Challenge - Find each line with the string "basis" and copy it.

(Dataset items)
+++++

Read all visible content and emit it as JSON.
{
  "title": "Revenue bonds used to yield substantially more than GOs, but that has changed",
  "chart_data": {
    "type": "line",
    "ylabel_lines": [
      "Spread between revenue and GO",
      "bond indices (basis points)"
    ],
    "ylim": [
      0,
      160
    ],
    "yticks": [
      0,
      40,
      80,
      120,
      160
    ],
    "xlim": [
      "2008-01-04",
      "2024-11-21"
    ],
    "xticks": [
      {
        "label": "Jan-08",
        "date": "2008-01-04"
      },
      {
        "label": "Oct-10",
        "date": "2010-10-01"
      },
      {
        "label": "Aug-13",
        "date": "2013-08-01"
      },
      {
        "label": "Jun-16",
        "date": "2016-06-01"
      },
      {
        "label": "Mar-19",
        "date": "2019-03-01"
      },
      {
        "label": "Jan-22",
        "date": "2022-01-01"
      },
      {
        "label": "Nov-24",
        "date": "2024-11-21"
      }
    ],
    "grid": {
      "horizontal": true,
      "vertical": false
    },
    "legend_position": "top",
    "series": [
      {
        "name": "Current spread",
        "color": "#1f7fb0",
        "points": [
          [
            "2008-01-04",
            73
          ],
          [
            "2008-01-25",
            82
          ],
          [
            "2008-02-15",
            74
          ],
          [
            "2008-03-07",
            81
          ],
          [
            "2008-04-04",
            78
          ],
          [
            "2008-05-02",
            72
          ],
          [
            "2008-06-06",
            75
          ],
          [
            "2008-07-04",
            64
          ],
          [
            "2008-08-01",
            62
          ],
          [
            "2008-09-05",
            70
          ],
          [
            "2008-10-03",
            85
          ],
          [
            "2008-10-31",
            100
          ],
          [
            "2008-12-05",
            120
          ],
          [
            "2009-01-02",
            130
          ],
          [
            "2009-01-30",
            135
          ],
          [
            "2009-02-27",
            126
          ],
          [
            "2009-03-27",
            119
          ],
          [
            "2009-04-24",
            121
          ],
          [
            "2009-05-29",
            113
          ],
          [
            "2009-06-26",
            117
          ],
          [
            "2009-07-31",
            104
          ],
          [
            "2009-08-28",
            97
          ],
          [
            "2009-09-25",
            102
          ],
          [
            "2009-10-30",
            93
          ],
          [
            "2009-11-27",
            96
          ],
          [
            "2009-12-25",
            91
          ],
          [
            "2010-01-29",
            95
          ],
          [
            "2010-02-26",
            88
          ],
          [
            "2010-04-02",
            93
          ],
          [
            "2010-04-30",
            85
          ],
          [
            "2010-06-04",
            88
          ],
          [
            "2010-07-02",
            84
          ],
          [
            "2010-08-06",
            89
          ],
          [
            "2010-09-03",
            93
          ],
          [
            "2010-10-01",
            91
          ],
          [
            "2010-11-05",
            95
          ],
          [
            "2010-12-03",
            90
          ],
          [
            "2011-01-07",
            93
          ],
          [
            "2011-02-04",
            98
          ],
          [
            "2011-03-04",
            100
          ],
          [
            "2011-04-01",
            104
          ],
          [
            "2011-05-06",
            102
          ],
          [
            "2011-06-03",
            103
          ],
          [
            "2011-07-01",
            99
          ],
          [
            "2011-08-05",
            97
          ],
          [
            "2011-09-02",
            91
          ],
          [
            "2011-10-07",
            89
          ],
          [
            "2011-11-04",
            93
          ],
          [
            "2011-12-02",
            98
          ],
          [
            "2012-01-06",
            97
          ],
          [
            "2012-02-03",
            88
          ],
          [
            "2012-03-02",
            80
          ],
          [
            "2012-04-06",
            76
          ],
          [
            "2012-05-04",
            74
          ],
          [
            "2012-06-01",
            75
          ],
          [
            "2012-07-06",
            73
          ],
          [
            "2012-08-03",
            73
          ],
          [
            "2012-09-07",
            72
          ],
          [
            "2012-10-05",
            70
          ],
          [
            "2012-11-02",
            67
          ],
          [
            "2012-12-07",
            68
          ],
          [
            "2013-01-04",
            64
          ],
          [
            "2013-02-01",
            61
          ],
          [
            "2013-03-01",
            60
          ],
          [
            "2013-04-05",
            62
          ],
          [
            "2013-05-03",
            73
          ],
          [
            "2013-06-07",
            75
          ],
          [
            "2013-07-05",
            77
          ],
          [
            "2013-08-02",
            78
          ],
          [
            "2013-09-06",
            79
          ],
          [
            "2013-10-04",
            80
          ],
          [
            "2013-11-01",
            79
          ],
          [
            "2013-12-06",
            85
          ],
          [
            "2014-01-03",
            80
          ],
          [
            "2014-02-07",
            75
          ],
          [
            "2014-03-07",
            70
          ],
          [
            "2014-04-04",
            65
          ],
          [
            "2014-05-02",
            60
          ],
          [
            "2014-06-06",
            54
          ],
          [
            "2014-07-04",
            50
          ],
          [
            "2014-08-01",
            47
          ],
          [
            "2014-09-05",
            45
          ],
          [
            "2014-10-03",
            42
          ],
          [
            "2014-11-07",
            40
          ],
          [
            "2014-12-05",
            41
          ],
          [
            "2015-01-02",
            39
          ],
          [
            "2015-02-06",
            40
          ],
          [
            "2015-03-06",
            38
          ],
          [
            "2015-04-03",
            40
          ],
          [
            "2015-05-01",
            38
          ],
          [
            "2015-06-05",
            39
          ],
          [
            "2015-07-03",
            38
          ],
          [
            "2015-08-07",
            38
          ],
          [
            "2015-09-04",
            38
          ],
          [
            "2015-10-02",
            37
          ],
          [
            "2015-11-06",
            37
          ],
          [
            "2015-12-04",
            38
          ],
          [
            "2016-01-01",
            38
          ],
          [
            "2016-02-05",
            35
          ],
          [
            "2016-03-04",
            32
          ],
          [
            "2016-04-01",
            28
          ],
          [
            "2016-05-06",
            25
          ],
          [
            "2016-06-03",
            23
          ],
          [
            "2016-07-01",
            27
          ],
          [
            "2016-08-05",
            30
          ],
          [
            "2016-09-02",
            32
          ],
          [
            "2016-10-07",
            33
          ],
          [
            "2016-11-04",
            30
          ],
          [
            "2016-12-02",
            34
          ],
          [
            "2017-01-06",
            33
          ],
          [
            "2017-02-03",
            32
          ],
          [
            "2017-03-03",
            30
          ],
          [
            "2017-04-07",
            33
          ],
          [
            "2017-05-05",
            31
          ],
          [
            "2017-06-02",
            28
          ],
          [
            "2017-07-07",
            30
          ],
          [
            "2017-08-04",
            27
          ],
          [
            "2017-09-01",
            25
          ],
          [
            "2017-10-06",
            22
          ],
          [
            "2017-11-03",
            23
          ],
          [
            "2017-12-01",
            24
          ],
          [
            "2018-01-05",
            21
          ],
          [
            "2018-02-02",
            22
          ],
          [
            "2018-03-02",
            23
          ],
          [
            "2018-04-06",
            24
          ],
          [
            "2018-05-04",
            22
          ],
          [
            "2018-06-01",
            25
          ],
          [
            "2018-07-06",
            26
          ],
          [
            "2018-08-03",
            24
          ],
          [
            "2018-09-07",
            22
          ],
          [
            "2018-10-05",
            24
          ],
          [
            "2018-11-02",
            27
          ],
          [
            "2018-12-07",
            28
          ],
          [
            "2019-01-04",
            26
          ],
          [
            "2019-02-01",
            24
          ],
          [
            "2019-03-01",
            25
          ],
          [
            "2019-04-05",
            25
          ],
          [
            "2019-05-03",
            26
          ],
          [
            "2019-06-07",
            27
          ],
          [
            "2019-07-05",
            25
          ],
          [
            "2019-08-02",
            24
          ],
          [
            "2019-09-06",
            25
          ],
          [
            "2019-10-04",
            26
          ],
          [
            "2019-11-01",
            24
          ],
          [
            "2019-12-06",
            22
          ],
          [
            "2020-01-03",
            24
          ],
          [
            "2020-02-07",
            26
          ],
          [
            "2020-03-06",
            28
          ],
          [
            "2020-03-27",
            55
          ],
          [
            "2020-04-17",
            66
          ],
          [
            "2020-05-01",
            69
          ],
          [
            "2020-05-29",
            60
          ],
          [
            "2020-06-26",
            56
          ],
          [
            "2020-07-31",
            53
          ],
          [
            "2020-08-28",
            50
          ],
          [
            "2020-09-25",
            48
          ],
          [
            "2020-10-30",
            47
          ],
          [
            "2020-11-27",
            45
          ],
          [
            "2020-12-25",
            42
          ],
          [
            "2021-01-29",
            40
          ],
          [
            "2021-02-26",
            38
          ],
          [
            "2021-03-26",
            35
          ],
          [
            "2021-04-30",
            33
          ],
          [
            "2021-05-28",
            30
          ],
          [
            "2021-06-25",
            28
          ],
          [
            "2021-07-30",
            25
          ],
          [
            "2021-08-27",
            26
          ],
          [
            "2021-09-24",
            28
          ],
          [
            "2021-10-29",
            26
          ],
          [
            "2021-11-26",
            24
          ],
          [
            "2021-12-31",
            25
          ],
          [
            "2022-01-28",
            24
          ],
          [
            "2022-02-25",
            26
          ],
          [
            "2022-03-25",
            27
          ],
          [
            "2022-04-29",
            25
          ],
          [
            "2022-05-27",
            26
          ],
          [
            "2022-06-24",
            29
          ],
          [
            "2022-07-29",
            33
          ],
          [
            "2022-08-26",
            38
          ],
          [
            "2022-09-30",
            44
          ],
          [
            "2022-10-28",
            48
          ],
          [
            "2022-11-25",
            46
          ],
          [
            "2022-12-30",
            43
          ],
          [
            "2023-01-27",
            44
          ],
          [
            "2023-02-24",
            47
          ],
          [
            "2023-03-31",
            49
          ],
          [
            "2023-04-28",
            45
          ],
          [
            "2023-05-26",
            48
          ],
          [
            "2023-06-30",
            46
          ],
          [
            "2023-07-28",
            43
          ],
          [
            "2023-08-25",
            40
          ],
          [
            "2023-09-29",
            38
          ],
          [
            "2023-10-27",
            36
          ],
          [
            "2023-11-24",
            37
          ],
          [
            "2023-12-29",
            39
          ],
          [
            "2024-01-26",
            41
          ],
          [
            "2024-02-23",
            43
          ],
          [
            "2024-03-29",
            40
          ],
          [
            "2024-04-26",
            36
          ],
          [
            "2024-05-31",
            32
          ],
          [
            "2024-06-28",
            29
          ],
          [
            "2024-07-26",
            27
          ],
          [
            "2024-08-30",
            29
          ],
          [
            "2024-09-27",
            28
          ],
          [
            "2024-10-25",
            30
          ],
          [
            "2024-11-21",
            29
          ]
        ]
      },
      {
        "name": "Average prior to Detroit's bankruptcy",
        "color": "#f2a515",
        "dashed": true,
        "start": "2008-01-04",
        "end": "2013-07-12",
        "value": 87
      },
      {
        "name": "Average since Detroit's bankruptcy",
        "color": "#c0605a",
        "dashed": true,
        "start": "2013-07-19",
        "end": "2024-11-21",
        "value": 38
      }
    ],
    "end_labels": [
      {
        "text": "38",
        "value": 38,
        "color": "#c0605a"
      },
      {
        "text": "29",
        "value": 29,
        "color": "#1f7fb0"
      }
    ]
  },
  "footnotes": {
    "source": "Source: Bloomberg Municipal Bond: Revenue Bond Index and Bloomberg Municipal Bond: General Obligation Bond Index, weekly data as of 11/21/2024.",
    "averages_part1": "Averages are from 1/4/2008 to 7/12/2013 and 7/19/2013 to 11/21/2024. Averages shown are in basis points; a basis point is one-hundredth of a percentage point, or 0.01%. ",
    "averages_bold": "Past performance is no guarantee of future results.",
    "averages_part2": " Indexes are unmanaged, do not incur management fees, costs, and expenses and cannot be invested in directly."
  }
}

+++++

Exercise answer -
      "bond indices (basis points)"
    "averages_part1": "Averages are from 1/4/2008 to 7/12/2013 and 7/19/2013 to 11/21/2024. Averages shown are in basis points; a basis point is one-hundredth of a percentage point, or 0.01%. ",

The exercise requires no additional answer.